• _Data shown_

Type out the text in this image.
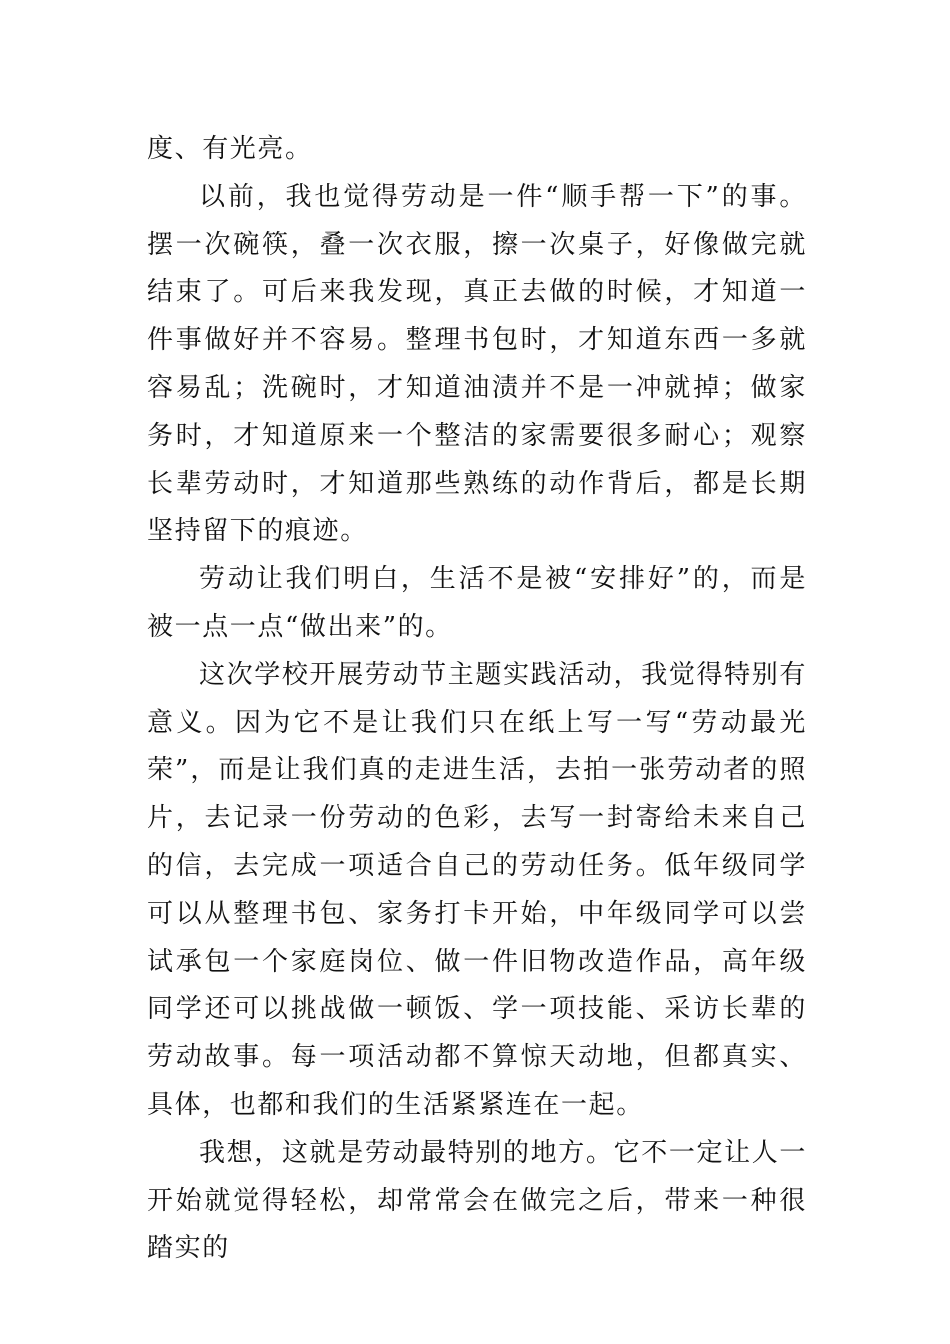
度、有光亮。

以前，我也觉得劳动是一件“顺手帮一下”的事。摆一次碗筷，叠一次衣服，擦一次桌子，好像做完就结束了。可后来我发现，真正去做的时候，才知道一件事做好并不容易。整理书包时，才知道东西一多就容易乱；洗碗时，才知道油渍并不是一冲就掉；做家务时，才知道原来一个整洁的家需要很多耐心；观察长辈劳动时，才知道那些熟练的动作背后，都是长期坚持留下的痕迹。

劳动让我们明白，生活不是被“安排好”的，而是被一点一点“做出来”的。

这次学校开展劳动节主题实践活动，我觉得特别有意义。因为它不是让我们只在纸上写一写“劳动最光荣”，而是让我们真的走进生活，去拍一张劳动者的照片，去记录一份劳动的色彩，去写一封寄给未来自己的信，去完成一项适合自己的劳动任务。低年级同学可以从整理书包、家务打卡开始，中年级同学可以尝试承包一个家庭岗位、做一件旧物改造作品，高年级同学还可以挑战做一顿饭、学一项技能、采访长辈的劳动故事。每一项活动都不算惊天动地，但都真实、具体，也都和我们的生活紧紧连在一起。

我想，这就是劳动最特别的地方。它不一定让人一开始就觉得轻松，却常常会在做完之后，带来一种很踏实的
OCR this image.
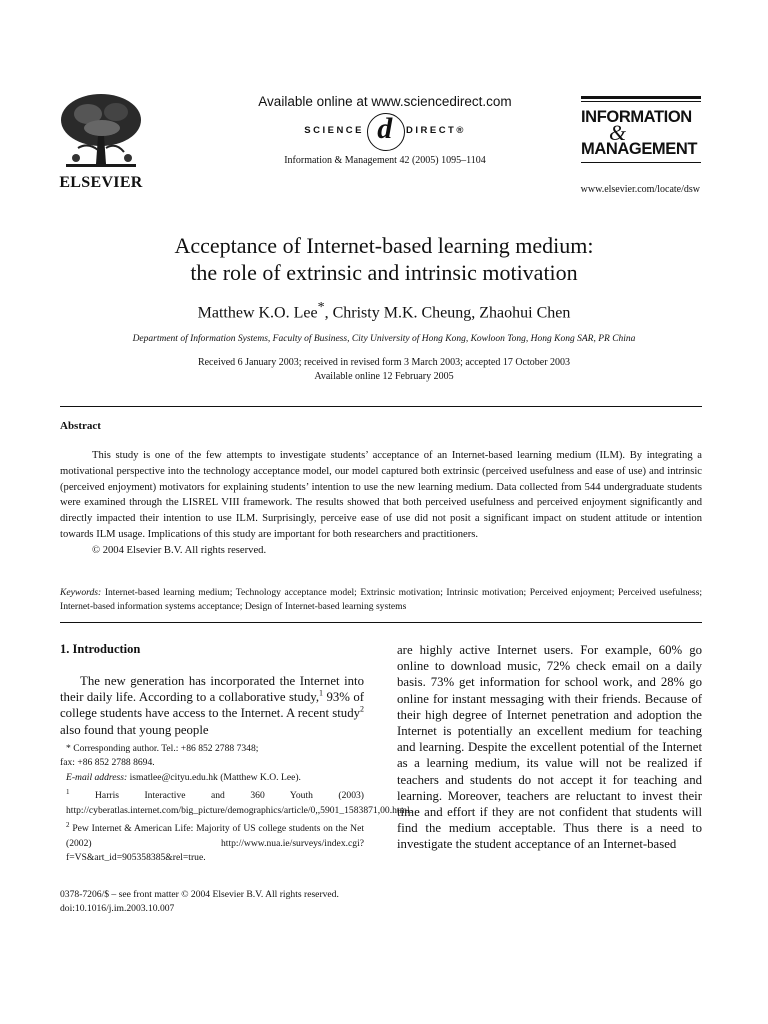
ELSEVIER
Available online at www.sciencedirect.com
SCIENCE d	DIRECT®
Information & Management 42 (2005) 1095–1104
INFORMATION
&
MANAGEMENT
www.elsevier.com/locate/dsw
Acceptance of Internet-based learning medium:
the role of extrinsic and intrinsic motivation
Matthew K.O. Lee*, Christy M.K. Cheung, Zhaohui Chen
Department of Information Systems, Faculty of Business, City University of Hong Kong, Kowloon Tong, Hong Kong SAR, PR China
Received 6 January 2003; received in revised form 3 March 2003; accepted 17 October 2003
Available online 12 February 2005
Abstract

This study is one of the few attempts to investigate students’ acceptance of an Internet-based learning medium (ILM). By integrating a motivational perspective into the technology acceptance model, our model captured both extrinsic (perceived usefulness and ease of use) and intrinsic (perceived enjoyment) motivators for explaining students’ intention to use the new learning medium. Data collected from 544 undergraduate students were examined through the LISREL VIII framework. The results showed that both perceived usefulness and perceived enjoyment significantly and directly impacted their intention to use ILM. Surprisingly, perceive ease of use did not posit a significant impact on student attitude or intention towards ILM usage. Implications of this study are important for both researchers and practitioners.

© 2004 Elsevier B.V. All rights reserved.

Keywords: Internet-based learning medium; Technology acceptance model; Extrinsic motivation; Intrinsic motivation; Perceived enjoyment; Perceived usefulness; Internet-based information systems acceptance; Design of Internet-based learning systems
1. Introduction

The new generation has incorporated the Internet into their daily life. According to a collaborative study,$^1$ 93% of college students have access to the Internet. A recent study$^2$ also found that young people

* Corresponding author. Tel.: +86 852 2788 7348;
fax: +86 852 2788 8694.
E-mail address: ismatlee@cityu.edu.hk (Matthew K.O. Lee).
$^1$ Harris Interactive and 360 Youth (2003) http://cyberatlas.internet.com/big_picture/demographics/article/0,,5901_1583871,00.html.
$^2$ Pew Internet & American Life: Majority of US college students on the Net (2002) http://www.nua.ie/surveys/index.cgi?f=VS&art_id=905358385&rel=true.

are highly active Internet users. For example, 60% go online to download music, 72% check email on a daily basis. 73% get information for school work, and 28% go online for instant messaging with their friends. Because of their high degree of Internet penetration and adoption the Internet is potentially an excellent medium for teaching and learning. Despite the excellent potential of the Internet as a learning medium, its value will not be realized if teachers and students do not accept it for teaching and learning. Moreover, teachers are reluctant to invest their time and effort if they are not confident that students will find the medium acceptable. Thus there is a need to investigate the student acceptance of an Internet-based

0378-7206/$ – see front matter © 2004 Elsevier B.V. All rights reserved.
doi:10.1016/j.im.2003.10.007
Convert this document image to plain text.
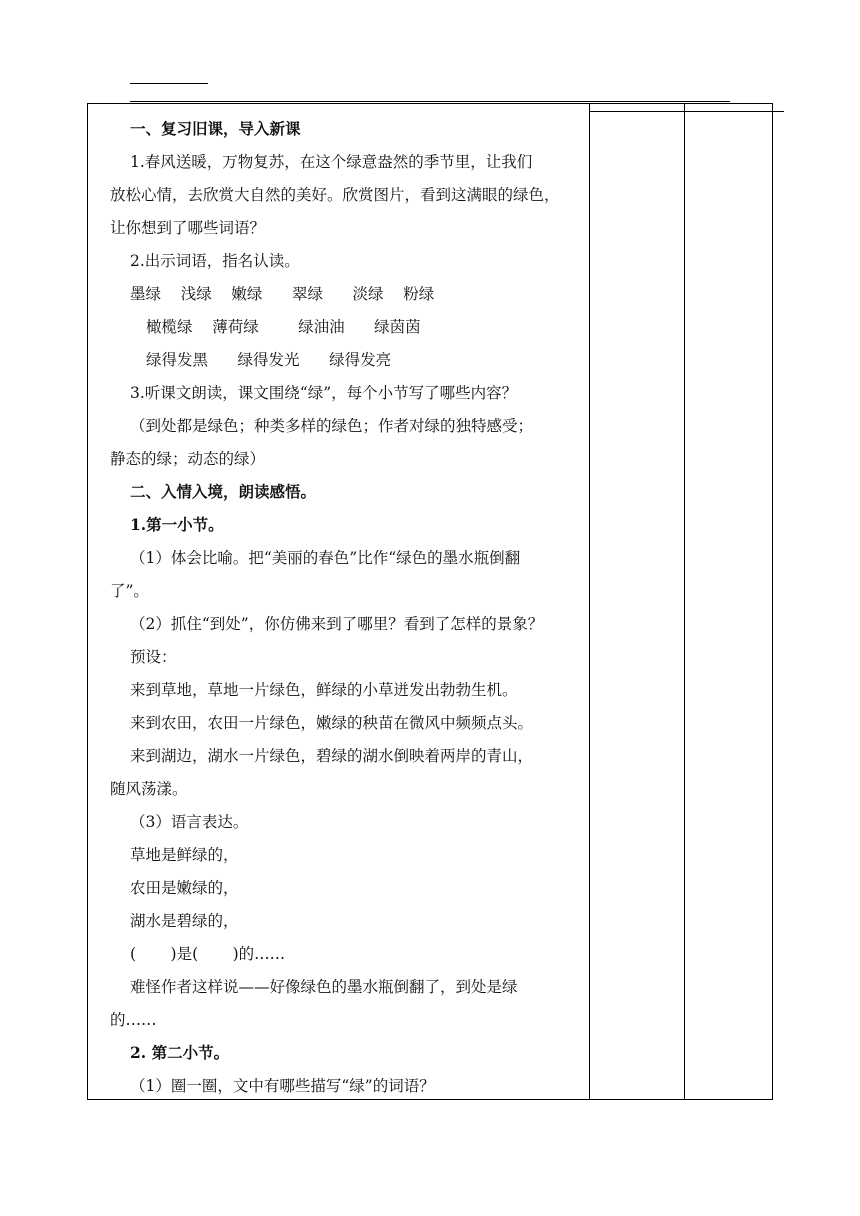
一、复习旧课，导入新课
1.春风送暖，万物复苏，在这个绿意盎然的季节里，让我们
放松心情，去欣赏大自然的美好。欣赏图片，看到这满眼的绿色，
让你想到了哪些词语？
2.出示词语，指名认读。
墨绿    浅绿    嫩绿      翠绿      淡绿    粉绿
橄榄绿    薄荷绿        绿油油      绿茵茵
绿得发黑      绿得发光      绿得发亮
3.听课文朗读，课文围绕“绿”，每个小节写了哪些内容？
（到处都是绿色；种类多样的绿色；作者对绿的独特感受；
静态的绿；动态的绿）
二、入情入境，朗读感悟。
1.第一小节。
（1）体会比喻。把“美丽的春色”比作“绿色的墨水瓶倒翻
了”。
（2）抓住“到处”，你仿佛来到了哪里？看到了怎样的景象？
预设：
来到草地，草地一片绿色，鲜绿的小草迸发出勃勃生机。
来到农田，农田一片绿色，嫩绿的秧苗在微风中频频点头。
来到湖边，湖水一片绿色，碧绿的湖水倒映着两岸的青山，
随风荡漾。
（3）语言表达。
草地是鲜绿的，
农田是嫩绿的，
湖水是碧绿的，
(       )是(       )的……
难怪作者这样说——好像绿色的墨水瓶倒翻了，到处是绿
的……
2. 第二小节。
（1）圈一圈，文中有哪些描写“绿”的词语？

• _Exercise objective_
Reproduce the entries above exactly. Do not include the images.

• _Final result_
Type out the text in this image.
度、有光亮。

以前，我也觉得劳动是一件“顺手帮一下”的事。摆一次碗筷，叠一次衣服，擦一次桌子，好像做完就结束了。可后来我发现，真正去做的时候，才知道一件事做好并不容易。整理书包时，才知道东西一多就容易乱；洗碗时，才知道油渍并不是一冲就掉；做家务时，才知道原来一个整洁的家需要很多耐心；观察长辈劳动时，才知道那些熟练的动作背后，都是长期坚持留下的痕迹。

劳动让我们明白，生活不是被“安排好”的，而是被一点一点“做出来”的。

这次学校开展劳动节主题实践活动，我觉得特别有意义。因为它不是让我们只在纸上写一写“劳动最光荣”，而是让我们真的走进生活，去拍一张劳动者的照片，去记录一份劳动的色彩，去写一封寄给未来自己的信，去完成一项适合自己的劳动任务。低年级同学可以从整理书包、家务打卡开始，中年级同学可以尝试承包一个家庭岗位、做一件旧物改造作品，高年级同学还可以挑战做一顿饭、学一项技能、采访长辈的劳动故事。每一项活动都不算惊天动地，但都真实、具体，也都和我们的生活紧紧连在一起。

我想，这就是劳动最特别的地方。它不一定让人一开始就觉得轻松，却常常会在做完之后，带来一种很踏实的
OCR this image.
ELSEVIER
Available online at www.sciencedirect.com
SCIENCE d	DIRECT®
Information & Management 42 (2005) 1095–1104
INFORMATION
&
MANAGEMENT
www.elsevier.com/locate/dsw
Acceptance of Internet-based learning medium:
the role of extrinsic and intrinsic motivation
Matthew K.O. Lee*, Christy M.K. Cheung, Zhaohui Chen
Department of Information Systems, Faculty of Business, City University of Hong Kong, Kowloon Tong, Hong Kong SAR, PR China
Received 6 January 2003; received in revised form 3 March 2003; accepted 17 October 2003
Available online 12 February 2005
Abstract

This study is one of the few attempts to investigate students’ acceptance of an Internet-based learning medium (ILM). By integrating a motivational perspective into the technology acceptance model, our model captured both extrinsic (perceived usefulness and ease of use) and intrinsic (perceived enjoyment) motivators for explaining students’ intention to use the new learning medium. Data collected from 544 undergraduate students were examined through the LISREL VIII framework. The results showed that both perceived usefulness and perceived enjoyment significantly and directly impacted their intention to use ILM. Surprisingly, perceive ease of use did not posit a significant impact on student attitude or intention towards ILM usage. Implications of this study are important for both researchers and practitioners.

© 2004 Elsevier B.V. All rights reserved.

Keywords: Internet-based learning medium; Technology acceptance model; Extrinsic motivation; Intrinsic motivation; Perceived enjoyment; Perceived usefulness; Internet-based information systems acceptance; Design of Internet-based learning systems
1. Introduction

The new generation has incorporated the Internet into their daily life. According to a collaborative study,$^1$ 93% of college students have access to the Internet. A recent study$^2$ also found that young people

* Corresponding author. Tel.: +86 852 2788 7348;
fax: +86 852 2788 8694.
E-mail address: ismatlee@cityu.edu.hk (Matthew K.O. Lee).
$^1$ Harris Interactive and 360 Youth (2003) http://cyberatlas.internet.com/big_picture/demographics/article/0,,5901_1583871,00.html.
$^2$ Pew Internet & American Life: Majority of US college students on the Net (2002) http://www.nua.ie/surveys/index.cgi?f=VS&art_id=905358385&rel=true.

are highly active Internet users. For example, 60% go online to download music, 72% check email on a daily basis. 73% get information for school work, and 28% go online for instant messaging with their friends. Because of their high degree of Internet penetration and adoption the Internet is potentially an excellent medium for teaching and learning. Despite the excellent potential of the Internet as a learning medium, its value will not be realized if teachers and students do not accept it for teaching and learning. Moreover, teachers are reluctant to invest their time and effort if they are not confident that students will find the medium acceptable. Thus there is a need to investigate the student acceptance of an Internet-based

0378-7206/$ – see front matter © 2004 Elsevier B.V. All rights reserved.
doi:10.1016/j.im.2003.10.007
Convert this document image to plain text.
一、复习旧课，导入新课
1.春风送暖，万物复苏，在这个绿意盎然的季节里，让我们
放松心情，去欣赏大自然的美好。欣赏图片，看到这满眼的绿色，
让你想到了哪些词语？
2.出示词语，指名认读。
墨绿    浅绿    嫩绿      翠绿      淡绿    粉绿
橄榄绿    薄荷绿        绿油油      绿茵茵
绿得发黑      绿得发光      绿得发亮
3.听课文朗读，课文围绕“绿”，每个小节写了哪些内容？
（到处都是绿色；种类多样的绿色；作者对绿的独特感受；
静态的绿；动态的绿）
二、入情入境，朗读感悟。
1.第一小节。
（1）体会比喻。把“美丽的春色”比作“绿色的墨水瓶倒翻
了”。
（2）抓住“到处”，你仿佛来到了哪里？看到了怎样的景象？
预设：
来到草地，草地一片绿色，鲜绿的小草迸发出勃勃生机。
来到农田，农田一片绿色，嫩绿的秧苗在微风中频频点头。
来到湖边，湖水一片绿色，碧绿的湖水倒映着两岸的青山，
随风荡漾。
（3）语言表达。
草地是鲜绿的，
农田是嫩绿的，
湖水是碧绿的，
(       )是(       )的……
难怪作者这样说——好像绿色的墨水瓶倒翻了，到处是绿
的……
2. 第二小节。
（1）圈一圈，文中有哪些描写“绿”的词语？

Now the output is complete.